• WHAT YOU NEED TO DO:
Give back the records below exactly, every one, with no pictures.

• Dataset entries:
** start **

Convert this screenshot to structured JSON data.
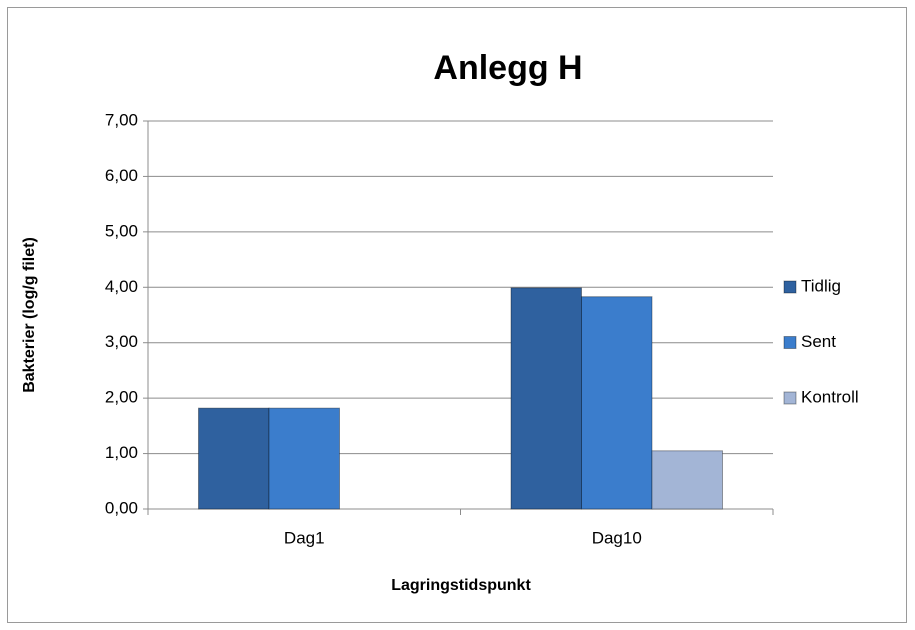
{
  "chart_data": {
    "type": "bar",
    "title": "Anlegg H",
    "x_label": "Lagringstidspunkt",
    "y_label": "Bakterier (log/g filet)",
    "categories": [
      "Dag1",
      "Dag10"
    ],
    "series": [
      {
        "name": "Tidlig",
        "color": "#2f619f",
        "values": [
          1.82,
          3.99
        ]
      },
      {
        "name": "Sent",
        "color": "#3b7dcc",
        "values": [
          1.82,
          3.83
        ]
      },
      {
        "name": "Kontroll",
        "color": "#a3b5d6",
        "values": [
          null,
          1.05
        ]
      }
    ],
    "ylim": [
      0,
      7
    ],
    "yticks": [
      {
        "value": 0,
        "label": "0,00"
      },
      {
        "value": 1,
        "label": "1,00"
      },
      {
        "value": 2,
        "label": "2,00"
      },
      {
        "value": 3,
        "label": "3,00"
      },
      {
        "value": 4,
        "label": "4,00"
      },
      {
        "value": 5,
        "label": "5,00"
      },
      {
        "value": 6,
        "label": "6,00"
      },
      {
        "value": 7,
        "label": "7,00"
      }
    ],
    "grid": true,
    "legend": "right"
  }
}
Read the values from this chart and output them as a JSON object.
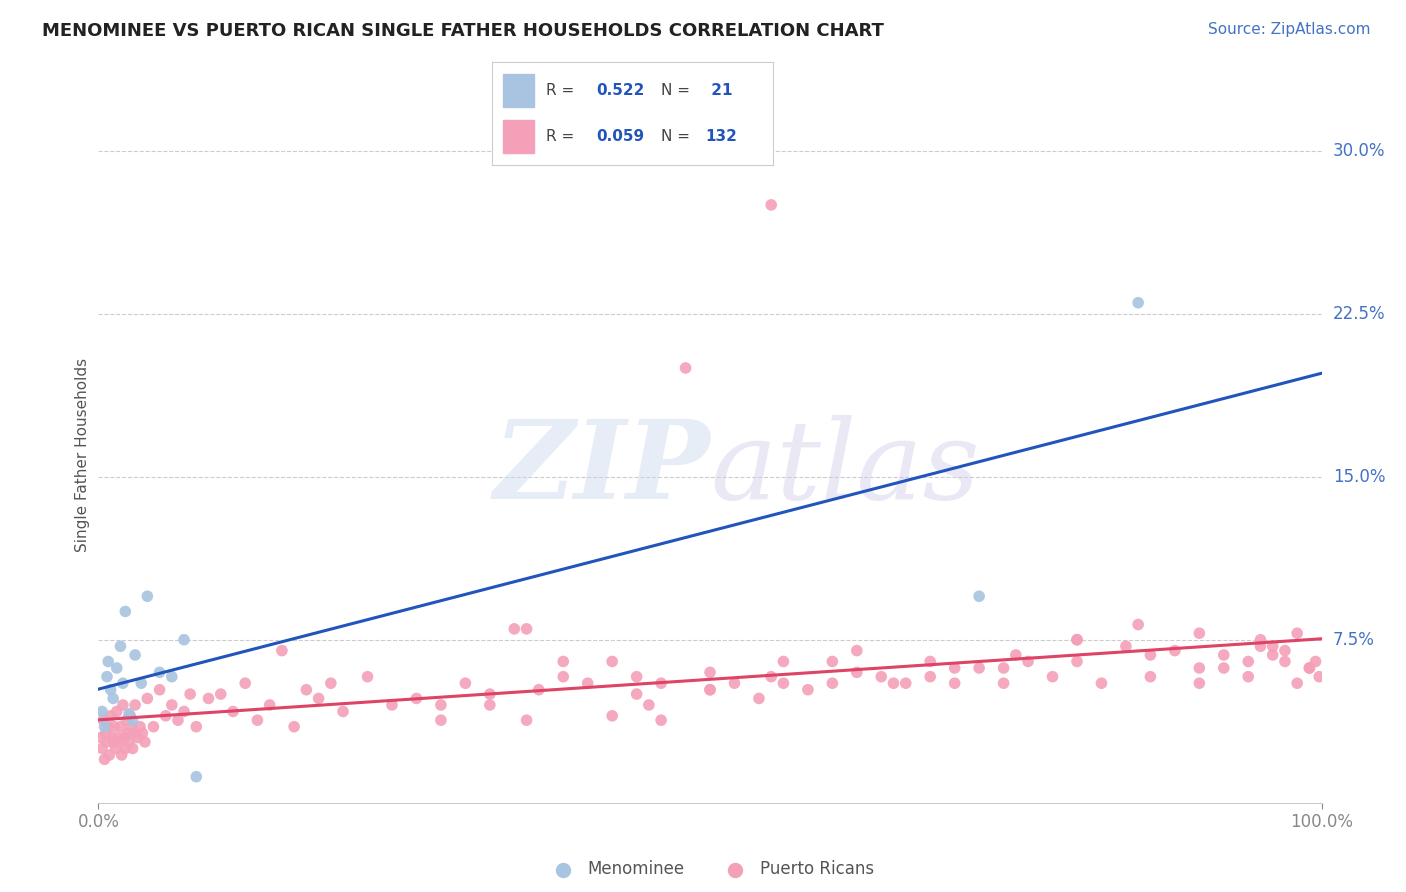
{
  "title": "MENOMINEE VS PUERTO RICAN SINGLE FATHER HOUSEHOLDS CORRELATION CHART",
  "source": "Source: ZipAtlas.com",
  "ylabel": "Single Father Households",
  "xlim": [
    0,
    100
  ],
  "ylim": [
    0,
    32
  ],
  "yticks": [
    0,
    7.5,
    15.0,
    22.5,
    30.0
  ],
  "ytick_labels": [
    "",
    "7.5%",
    "15.0%",
    "22.5%",
    "30.0%"
  ],
  "menominee_color": "#a8c4e0",
  "puerto_rican_color": "#f4a0b8",
  "menominee_line_color": "#2255bb",
  "puerto_rican_line_color": "#dd4466",
  "background_color": "#ffffff",
  "grid_color": "#cccccc",
  "menominee_x": [
    0.3,
    0.5,
    0.7,
    0.8,
    1.0,
    1.2,
    1.5,
    1.8,
    2.0,
    2.2,
    2.5,
    2.8,
    3.0,
    3.5,
    4.0,
    5.0,
    6.0,
    7.0,
    8.0,
    85.0,
    72.0
  ],
  "menominee_y": [
    4.2,
    3.5,
    5.8,
    6.5,
    5.2,
    4.8,
    6.2,
    7.2,
    5.5,
    8.8,
    4.1,
    3.8,
    6.8,
    5.5,
    9.5,
    6.0,
    5.8,
    7.5,
    1.2,
    23.0,
    9.5
  ],
  "puerto_rican_x": [
    0.2,
    0.3,
    0.4,
    0.5,
    0.6,
    0.7,
    0.8,
    0.9,
    1.0,
    1.1,
    1.2,
    1.3,
    1.4,
    1.5,
    1.6,
    1.7,
    1.8,
    1.9,
    2.0,
    2.1,
    2.2,
    2.3,
    2.4,
    2.5,
    2.6,
    2.7,
    2.8,
    2.9,
    3.0,
    3.2,
    3.4,
    3.6,
    3.8,
    4.0,
    4.5,
    5.0,
    5.5,
    6.0,
    6.5,
    7.0,
    7.5,
    8.0,
    9.0,
    10.0,
    11.0,
    12.0,
    13.0,
    14.0,
    15.0,
    16.0,
    17.0,
    18.0,
    19.0,
    20.0,
    22.0,
    24.0,
    26.0,
    28.0,
    30.0,
    32.0,
    34.0,
    36.0,
    38.0,
    40.0,
    42.0,
    44.0,
    46.0,
    48.0,
    50.0,
    52.0,
    54.0,
    56.0,
    58.0,
    60.0,
    62.0,
    64.0,
    66.0,
    68.0,
    70.0,
    72.0,
    74.0,
    76.0,
    78.0,
    80.0,
    82.0,
    84.0,
    86.0,
    88.0,
    90.0,
    92.0,
    94.0,
    95.0,
    96.0,
    97.0,
    98.0,
    99.0,
    99.5,
    99.8,
    55.0,
    46.0,
    35.0,
    42.0,
    28.0,
    32.0,
    38.0,
    44.0,
    50.0,
    56.0,
    62.0,
    68.0,
    74.0,
    80.0,
    86.0,
    90.0,
    92.0,
    94.0,
    96.0,
    97.0,
    98.0,
    99.0,
    35.0,
    45.0,
    50.0,
    55.0,
    60.0,
    65.0,
    70.0,
    75.0,
    80.0,
    85.0,
    90.0,
    95.0
  ],
  "puerto_rican_y": [
    3.0,
    2.5,
    3.8,
    2.0,
    3.2,
    2.8,
    3.5,
    2.2,
    4.0,
    3.0,
    2.8,
    3.5,
    2.5,
    4.2,
    3.0,
    2.8,
    3.5,
    2.2,
    4.5,
    3.0,
    2.5,
    3.8,
    3.2,
    2.8,
    4.0,
    3.5,
    2.5,
    3.2,
    4.5,
    3.0,
    3.5,
    3.2,
    2.8,
    4.8,
    3.5,
    5.2,
    4.0,
    4.5,
    3.8,
    4.2,
    5.0,
    3.5,
    4.8,
    5.0,
    4.2,
    5.5,
    3.8,
    4.5,
    7.0,
    3.5,
    5.2,
    4.8,
    5.5,
    4.2,
    5.8,
    4.5,
    4.8,
    3.8,
    5.5,
    4.5,
    8.0,
    5.2,
    5.8,
    5.5,
    6.5,
    5.0,
    5.5,
    20.0,
    5.2,
    5.5,
    4.8,
    6.5,
    5.2,
    5.5,
    6.0,
    5.8,
    5.5,
    5.8,
    5.5,
    6.2,
    5.5,
    6.5,
    5.8,
    6.5,
    5.5,
    7.2,
    5.8,
    7.0,
    6.2,
    6.8,
    6.5,
    7.2,
    6.8,
    7.0,
    5.5,
    6.2,
    6.5,
    5.8,
    27.5,
    3.8,
    8.0,
    4.0,
    4.5,
    5.0,
    6.5,
    5.8,
    6.0,
    5.5,
    7.0,
    6.5,
    6.2,
    7.5,
    6.8,
    5.5,
    6.2,
    5.8,
    7.2,
    6.5,
    7.8,
    6.2,
    3.8,
    4.5,
    5.2,
    5.8,
    6.5,
    5.5,
    6.2,
    6.8,
    7.5,
    8.2,
    7.8,
    7.5
  ]
}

** end **

• RESULT:
Convert this screenshot to structured JSON data.
{
  "chart_data": {
    "type": "bar",
    "title": "Anlegg H",
    "x_label": "Lagringstidspunkt",
    "y_label": "Bakterier (log/g filet)",
    "categories": [
      "Dag1",
      "Dag10"
    ],
    "series": [
      {
        "name": "Tidlig",
        "color": "#2f619f",
        "values": [
          1.82,
          3.99
        ]
      },
      {
        "name": "Sent",
        "color": "#3b7dcc",
        "values": [
          1.82,
          3.83
        ]
      },
      {
        "name": "Kontroll",
        "color": "#a3b5d6",
        "values": [
          null,
          1.05
        ]
      }
    ],
    "ylim": [
      0,
      7
    ],
    "yticks": [
      {
        "value": 0,
        "label": "0,00"
      },
      {
        "value": 1,
        "label": "1,00"
      },
      {
        "value": 2,
        "label": "2,00"
      },
      {
        "value": 3,
        "label": "3,00"
      },
      {
        "value": 4,
        "label": "4,00"
      },
      {
        "value": 5,
        "label": "5,00"
      },
      {
        "value": 6,
        "label": "6,00"
      },
      {
        "value": 7,
        "label": "7,00"
      }
    ],
    "grid": true,
    "legend": "right"
  }
}
Read the values from this chart and output them as a JSON object.
{
  "title": "MENOMINEE VS PUERTO RICAN SINGLE FATHER HOUSEHOLDS CORRELATION CHART",
  "source": "Source: ZipAtlas.com",
  "ylabel": "Single Father Households",
  "xlim": [
    0,
    100
  ],
  "ylim": [
    0,
    32
  ],
  "yticks": [
    0,
    7.5,
    15.0,
    22.5,
    30.0
  ],
  "ytick_labels": [
    "",
    "7.5%",
    "15.0%",
    "22.5%",
    "30.0%"
  ],
  "menominee_color": "#a8c4e0",
  "puerto_rican_color": "#f4a0b8",
  "menominee_line_color": "#2255bb",
  "puerto_rican_line_color": "#dd4466",
  "background_color": "#ffffff",
  "grid_color": "#cccccc",
  "menominee_x": [
    0.3,
    0.5,
    0.7,
    0.8,
    1.0,
    1.2,
    1.5,
    1.8,
    2.0,
    2.2,
    2.5,
    2.8,
    3.0,
    3.5,
    4.0,
    5.0,
    6.0,
    7.0,
    8.0,
    85.0,
    72.0
  ],
  "menominee_y": [
    4.2,
    3.5,
    5.8,
    6.5,
    5.2,
    4.8,
    6.2,
    7.2,
    5.5,
    8.8,
    4.1,
    3.8,
    6.8,
    5.5,
    9.5,
    6.0,
    5.8,
    7.5,
    1.2,
    23.0,
    9.5
  ],
  "puerto_rican_x": [
    0.2,
    0.3,
    0.4,
    0.5,
    0.6,
    0.7,
    0.8,
    0.9,
    1.0,
    1.1,
    1.2,
    1.3,
    1.4,
    1.5,
    1.6,
    1.7,
    1.8,
    1.9,
    2.0,
    2.1,
    2.2,
    2.3,
    2.4,
    2.5,
    2.6,
    2.7,
    2.8,
    2.9,
    3.0,
    3.2,
    3.4,
    3.6,
    3.8,
    4.0,
    4.5,
    5.0,
    5.5,
    6.0,
    6.5,
    7.0,
    7.5,
    8.0,
    9.0,
    10.0,
    11.0,
    12.0,
    13.0,
    14.0,
    15.0,
    16.0,
    17.0,
    18.0,
    19.0,
    20.0,
    22.0,
    24.0,
    26.0,
    28.0,
    30.0,
    32.0,
    34.0,
    36.0,
    38.0,
    40.0,
    42.0,
    44.0,
    46.0,
    48.0,
    50.0,
    52.0,
    54.0,
    56.0,
    58.0,
    60.0,
    62.0,
    64.0,
    66.0,
    68.0,
    70.0,
    72.0,
    74.0,
    76.0,
    78.0,
    80.0,
    82.0,
    84.0,
    86.0,
    88.0,
    90.0,
    92.0,
    94.0,
    95.0,
    96.0,
    97.0,
    98.0,
    99.0,
    99.5,
    99.8,
    55.0,
    46.0,
    35.0,
    42.0,
    28.0,
    32.0,
    38.0,
    44.0,
    50.0,
    56.0,
    62.0,
    68.0,
    74.0,
    80.0,
    86.0,
    90.0,
    92.0,
    94.0,
    96.0,
    97.0,
    98.0,
    99.0,
    35.0,
    45.0,
    50.0,
    55.0,
    60.0,
    65.0,
    70.0,
    75.0,
    80.0,
    85.0,
    90.0,
    95.0
  ],
  "puerto_rican_y": [
    3.0,
    2.5,
    3.8,
    2.0,
    3.2,
    2.8,
    3.5,
    2.2,
    4.0,
    3.0,
    2.8,
    3.5,
    2.5,
    4.2,
    3.0,
    2.8,
    3.5,
    2.2,
    4.5,
    3.0,
    2.5,
    3.8,
    3.2,
    2.8,
    4.0,
    3.5,
    2.5,
    3.2,
    4.5,
    3.0,
    3.5,
    3.2,
    2.8,
    4.8,
    3.5,
    5.2,
    4.0,
    4.5,
    3.8,
    4.2,
    5.0,
    3.5,
    4.8,
    5.0,
    4.2,
    5.5,
    3.8,
    4.5,
    7.0,
    3.5,
    5.2,
    4.8,
    5.5,
    4.2,
    5.8,
    4.5,
    4.8,
    3.8,
    5.5,
    4.5,
    8.0,
    5.2,
    5.8,
    5.5,
    6.5,
    5.0,
    5.5,
    20.0,
    5.2,
    5.5,
    4.8,
    6.5,
    5.2,
    5.5,
    6.0,
    5.8,
    5.5,
    5.8,
    5.5,
    6.2,
    5.5,
    6.5,
    5.8,
    6.5,
    5.5,
    7.2,
    5.8,
    7.0,
    6.2,
    6.8,
    6.5,
    7.2,
    6.8,
    7.0,
    5.5,
    6.2,
    6.5,
    5.8,
    27.5,
    3.8,
    8.0,
    4.0,
    4.5,
    5.0,
    6.5,
    5.8,
    6.0,
    5.5,
    7.0,
    6.5,
    6.2,
    7.5,
    6.8,
    5.5,
    6.2,
    5.8,
    7.2,
    6.5,
    7.8,
    6.2,
    3.8,
    4.5,
    5.2,
    5.8,
    6.5,
    5.5,
    6.2,
    6.8,
    7.5,
    8.2,
    7.8,
    7.5
  ]
}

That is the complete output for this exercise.